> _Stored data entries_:
########
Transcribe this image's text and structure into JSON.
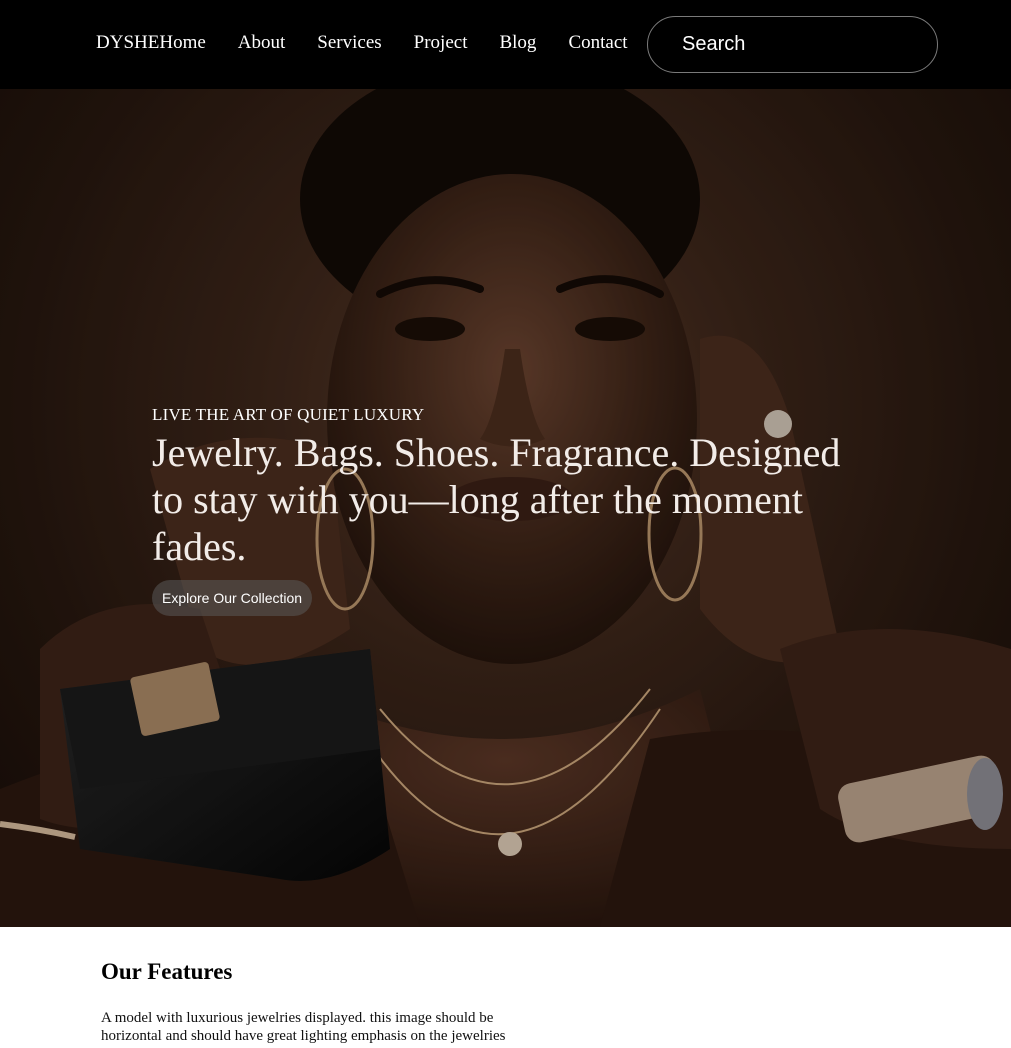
{
  "nav": {
    "brand": "DYSHE",
    "links": [
      "Home",
      "About",
      "Services",
      "Project",
      "Blog",
      "Contact"
    ],
    "search_placeholder": "Search"
  },
  "hero": {
    "eyebrow": "LIVE THE ART OF QUIET LUXURY",
    "headline": "Jewelry. Bags. Shoes. Fragrance. Designed to stay with you—long after the moment fades.",
    "cta_label": "Explore Our Collection",
    "image_subject": "model-with-jewelry-and-handbag-photo"
  },
  "features": {
    "title": "Our Features",
    "description": "A model with luxurious jewelries displayed. this image should be horizontal and should have great lighting emphasis on the jewelries"
  },
  "colors": {
    "nav_bg": "#000000",
    "hero_text": "#ffffff",
    "page_bg": "#ffffff"
  }
}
########
Could you reproduce every record above exactly, leaving out the pictures?

Transcribe this image's text and structure into JSON.
{
  "nav": {
    "brand": "DYSHE",
    "links": [
      "Home",
      "About",
      "Services",
      "Project",
      "Blog",
      "Contact"
    ],
    "search_placeholder": "Search"
  },
  "hero": {
    "eyebrow": "LIVE THE ART OF QUIET LUXURY",
    "headline": "Jewelry. Bags. Shoes. Fragrance. Designed to stay with you—long after the moment fades.",
    "cta_label": "Explore Our Collection",
    "image_subject": "model-with-jewelry-and-handbag-photo"
  },
  "features": {
    "title": "Our Features",
    "description": "A model with luxurious jewelries displayed. this image should be horizontal and should have great lighting emphasis on the jewelries"
  },
  "colors": {
    "nav_bg": "#000000",
    "hero_text": "#ffffff",
    "page_bg": "#ffffff"
  }
}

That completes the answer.